→ **INPUT FOR THIS TASK**
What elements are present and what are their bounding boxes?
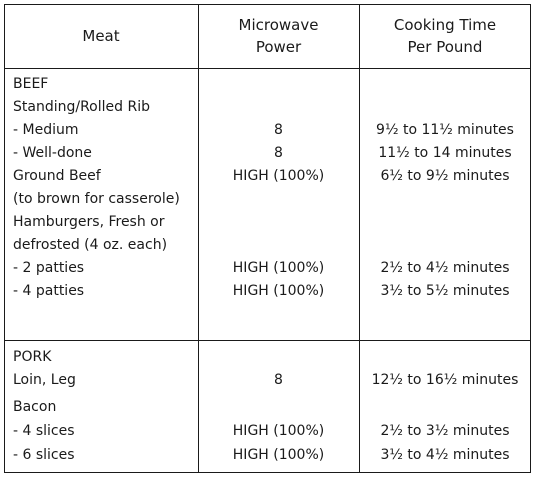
power-cell: HIGH (100%): [232, 260, 325, 276]
pork-title-row: PORK: [4, 346, 531, 369]
header-power: Microwave Power: [198, 4, 359, 68]
meat-cell: Hamburgers, Fresh or: [13, 214, 165, 230]
table-row: Bacon: [4, 396, 531, 419]
meat-cell: Loin, Leg: [13, 372, 76, 388]
time-cell: 2½ to 3½ minutes: [380, 423, 510, 439]
time-cell: 11½ to 14 minutes: [378, 145, 512, 161]
column-divider-1: [198, 4, 199, 473]
header-time: Cooking Time Per Pound: [359, 4, 531, 68]
table-border-bottom: [4, 472, 531, 473]
header-time-line2: Per Pound: [407, 38, 483, 56]
meat-cell: - 4 slices: [13, 423, 75, 439]
header-power-line1: Microwave: [238, 16, 319, 34]
table-row: - 4 patties HIGH (100%) 3½ to 5½ minutes: [4, 280, 531, 303]
header-meat: Meat: [4, 4, 198, 68]
meat-cell: defrosted (4 oz. each): [13, 237, 168, 253]
table-row: Hamburgers, Fresh or: [4, 211, 531, 234]
meat-cell: Standing/Rolled Rib: [13, 99, 150, 115]
pork-section-title: PORK: [13, 349, 52, 365]
meat-cell: - 6 slices: [13, 447, 75, 463]
meat-cell: Ground Beef: [13, 168, 101, 184]
section-divider: [4, 340, 531, 341]
table-row: Standing/Rolled Rib: [4, 96, 531, 119]
header-power-line2: Power: [255, 38, 302, 56]
header-time-line1: Cooking Time: [393, 16, 497, 34]
column-divider-2: [359, 4, 360, 473]
meat-cell: - Medium: [13, 122, 79, 138]
header-divider: [4, 68, 531, 69]
cooking-time-table: Meat Microwave Power Cooking Time Per Po…: [4, 4, 531, 473]
power-cell: HIGH (100%): [232, 283, 325, 299]
header-meat-label: Meat: [82, 27, 120, 45]
table-row: - Well-done 8 11½ to 14 minutes: [4, 142, 531, 165]
table-row: Ground Beef HIGH (100%) 6½ to 9½ minutes: [4, 165, 531, 188]
table-border-top: [4, 4, 531, 5]
power-cell: 8: [274, 122, 283, 138]
meat-cell: (to brown for casserole): [13, 191, 180, 207]
meat-cell: - 4 patties: [13, 283, 85, 299]
table-row: - 2 patties HIGH (100%) 2½ to 4½ minutes: [4, 257, 531, 280]
table-row: - Medium 8 9½ to 11½ minutes: [4, 119, 531, 142]
table-border-left: [4, 4, 5, 473]
time-cell: 3½ to 4½ minutes: [380, 447, 510, 463]
beef-title-row: BEEF: [4, 73, 531, 96]
power-cell: HIGH (100%): [232, 168, 325, 184]
table-row: Loin, Leg 8 12½ to 16½ minutes: [4, 369, 531, 392]
time-cell: 12½ to 16½ minutes: [371, 372, 519, 388]
time-cell: 6½ to 9½ minutes: [380, 168, 510, 184]
beef-section-title: BEEF: [13, 76, 49, 92]
meat-cell: - 2 patties: [13, 260, 85, 276]
table-row: - 4 slices HIGH (100%) 2½ to 3½ minutes: [4, 420, 531, 443]
power-cell: HIGH (100%): [232, 447, 325, 463]
table-row: - 6 slices HIGH (100%) 3½ to 4½ minutes: [4, 444, 531, 467]
meat-cell: Bacon: [13, 399, 57, 415]
time-cell: 2½ to 4½ minutes: [380, 260, 510, 276]
time-cell: 9½ to 11½ minutes: [376, 122, 514, 138]
table-border-right: [530, 4, 531, 473]
power-cell: 8: [274, 372, 283, 388]
table-row: (to brown for casserole): [4, 188, 531, 211]
time-cell: 3½ to 5½ minutes: [380, 283, 510, 299]
meat-cell: - Well-done: [13, 145, 92, 161]
table-row: defrosted (4 oz. each): [4, 234, 531, 257]
power-cell: HIGH (100%): [232, 423, 325, 439]
power-cell: 8: [274, 145, 283, 161]
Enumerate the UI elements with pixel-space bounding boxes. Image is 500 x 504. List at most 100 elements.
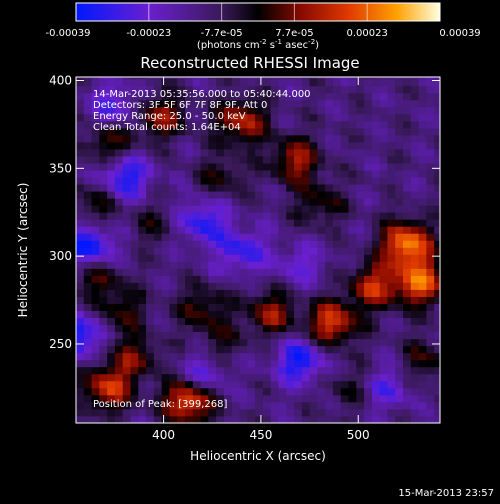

→ **DIRECTIVE**
Change "slices" to "strips" in the part of the material that opens with the line containing "power-cell: HIGH (100%): [232, 260, 325, 276]" and closes with the line containing "meat-cell: Ground Beef: [13, 168, 101, 184]", and give back only those lines with nothing else altered.

→ **RESULT**
power-cell: HIGH (100%): [232, 260, 325, 276]
pork-title-row: PORK: [4, 346, 531, 369]
header-power: Microwave Power: [198, 4, 359, 68]
meat-cell: Hamburgers, Fresh or: [13, 214, 165, 230]
table-row: Bacon: [4, 396, 531, 419]
meat-cell: Loin, Leg: [13, 372, 76, 388]
time-cell: 2½ to 3½ minutes: [380, 423, 510, 439]
time-cell: 11½ to 14 minutes: [378, 145, 512, 161]
column-divider-1: [198, 4, 199, 473]
header-time: Cooking Time Per Pound: [359, 4, 531, 68]
table-border-bottom: [4, 472, 531, 473]
header-time-line2: Per Pound: [407, 38, 483, 56]
meat-cell: - 4 strips: [13, 423, 75, 439]
header-power-line1: Microwave: [238, 16, 319, 34]
table-row: - 4 patties HIGH (100%) 3½ to 5½ minutes: [4, 280, 531, 303]
header-meat: Meat: [4, 4, 198, 68]
meat-cell: defrosted (4 oz. each): [13, 237, 168, 253]
table-row: Hamburgers, Fresh or: [4, 211, 531, 234]
meat-cell: Standing/Rolled Rib: [13, 99, 150, 115]
pork-section-title: PORK: [13, 349, 52, 365]
meat-cell: - 6 strips: [13, 447, 75, 463]
meat-cell: Ground Beef: [13, 168, 101, 184]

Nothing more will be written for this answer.